● **What you should do**
Each line that holds the word "Sample" counts once; give the total number of such lines and nothing else.

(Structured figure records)
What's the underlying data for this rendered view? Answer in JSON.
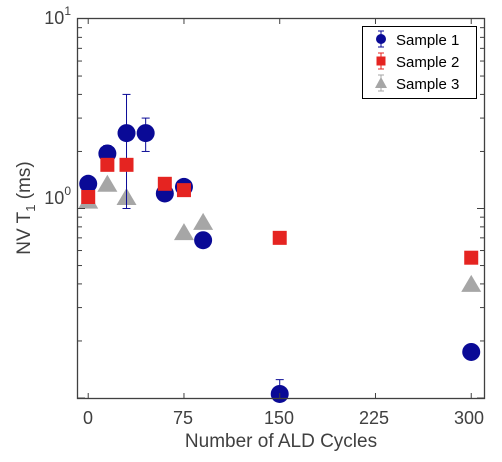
{
  "chart_data": {
    "type": "scatter",
    "xlabel": "Number of ALD Cycles",
    "ylabel_main": "NV T",
    "ylabel_sub": "1",
    "ylabel_unit": " (ms)",
    "xlim": [
      -8,
      310
    ],
    "ylim": [
      0.1,
      10
    ],
    "yscale": "log",
    "x_ticks": [
      0,
      75,
      150,
      225,
      300
    ],
    "x_tick_labels": [
      "0",
      "75",
      "150",
      "225",
      "300"
    ],
    "y_tick_labels": {
      "major_1": {
        "base": "10",
        "exp": "0"
      },
      "major_2": {
        "base": "10",
        "exp": "1"
      }
    },
    "grid": false,
    "legend_position": "top-right",
    "series": [
      {
        "name": "Sample 1",
        "marker": "circle",
        "color": "#0a0a96",
        "points": [
          {
            "x": 0,
            "y": 1.35,
            "err": 0
          },
          {
            "x": 15,
            "y": 1.95,
            "err": 0.2
          },
          {
            "x": 30,
            "y": 2.5,
            "err": 1.5
          },
          {
            "x": 45,
            "y": 2.5,
            "err": 0.5
          },
          {
            "x": 60,
            "y": 1.2,
            "err": 0
          },
          {
            "x": 75,
            "y": 1.3,
            "err": 0
          },
          {
            "x": 90,
            "y": 0.68,
            "err": 0
          },
          {
            "x": 150,
            "y": 0.105,
            "err": 0.02
          },
          {
            "x": 300,
            "y": 0.175,
            "err": 0
          }
        ]
      },
      {
        "name": "Sample 2",
        "marker": "square",
        "color": "#e52421",
        "points": [
          {
            "x": 0,
            "y": 1.15,
            "err": 0
          },
          {
            "x": 15,
            "y": 1.7,
            "err": 0
          },
          {
            "x": 30,
            "y": 1.7,
            "err": 0
          },
          {
            "x": 60,
            "y": 1.35,
            "err": 0
          },
          {
            "x": 75,
            "y": 1.25,
            "err": 0
          },
          {
            "x": 150,
            "y": 0.7,
            "err": 0
          },
          {
            "x": 300,
            "y": 0.55,
            "err": 0
          }
        ]
      },
      {
        "name": "Sample 3",
        "marker": "triangle",
        "color": "#a6a6a6",
        "points": [
          {
            "x": 0,
            "y": 1.1,
            "err": 0
          },
          {
            "x": 15,
            "y": 1.35,
            "err": 0
          },
          {
            "x": 30,
            "y": 1.15,
            "err": 0
          },
          {
            "x": 75,
            "y": 0.75,
            "err": 0
          },
          {
            "x": 90,
            "y": 0.85,
            "err": 0
          },
          {
            "x": 300,
            "y": 0.4,
            "err": 0
          }
        ]
      }
    ]
  }
}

● **Written solution**
3